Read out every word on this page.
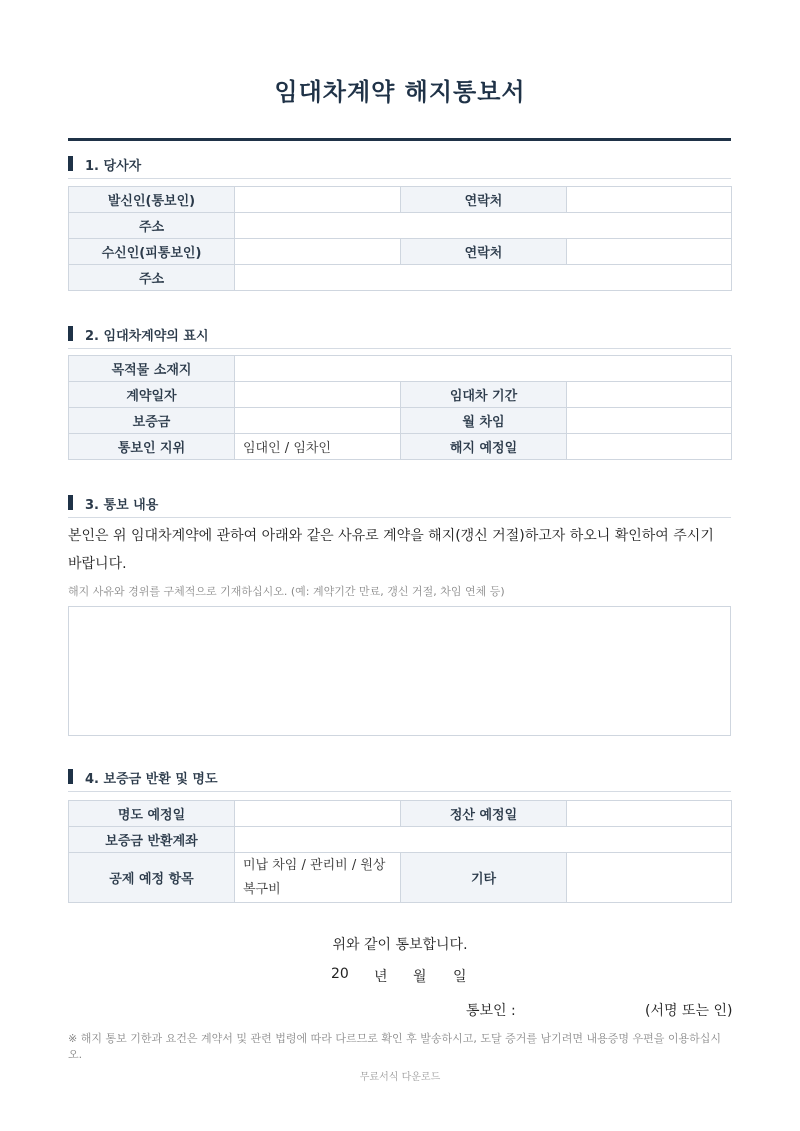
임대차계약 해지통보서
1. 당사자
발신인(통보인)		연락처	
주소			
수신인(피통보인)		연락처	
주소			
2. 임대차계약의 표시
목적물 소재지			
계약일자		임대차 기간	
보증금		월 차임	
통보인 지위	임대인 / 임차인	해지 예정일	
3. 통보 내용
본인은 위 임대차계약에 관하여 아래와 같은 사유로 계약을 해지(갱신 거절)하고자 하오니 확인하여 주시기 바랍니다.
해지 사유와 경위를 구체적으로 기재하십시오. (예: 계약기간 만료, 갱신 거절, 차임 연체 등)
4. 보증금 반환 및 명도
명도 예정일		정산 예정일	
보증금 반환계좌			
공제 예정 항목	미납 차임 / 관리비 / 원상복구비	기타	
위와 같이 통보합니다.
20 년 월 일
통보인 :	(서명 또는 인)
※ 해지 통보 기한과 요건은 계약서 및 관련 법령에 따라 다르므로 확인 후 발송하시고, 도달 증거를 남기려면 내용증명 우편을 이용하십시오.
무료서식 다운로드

+++++

- _What to do_:
All records must be output exactly as they are, except for the pictures, which are left out.

- _Final result_:
Read out every word on this page.
임대차계약 해지통보서
1. 당사자
발신인(통보인)		연락처	
주소			
수신인(피통보인)		연락처	
주소			
2. 임대차계약의 표시
목적물 소재지			
계약일자		임대차 기간	
보증금		월 차임	
통보인 지위	임대인 / 임차인	해지 예정일	
3. 통보 내용
본인은 위 임대차계약에 관하여 아래와 같은 사유로 계약을 해지(갱신 거절)하고자 하오니 확인하여 주시기 바랍니다.
해지 사유와 경위를 구체적으로 기재하십시오. (예: 계약기간 만료, 갱신 거절, 차임 연체 등)
4. 보증금 반환 및 명도
명도 예정일		정산 예정일	
보증금 반환계좌			
공제 예정 항목	미납 차임 / 관리비 / 원상복구비	기타	
위와 같이 통보합니다.
20 년 월 일
통보인 :	(서명 또는 인)
※ 해지 통보 기한과 요건은 계약서 및 관련 법령에 따라 다르므로 확인 후 발송하시고, 도달 증거를 남기려면 내용증명 우편을 이용하십시오.
무료서식 다운로드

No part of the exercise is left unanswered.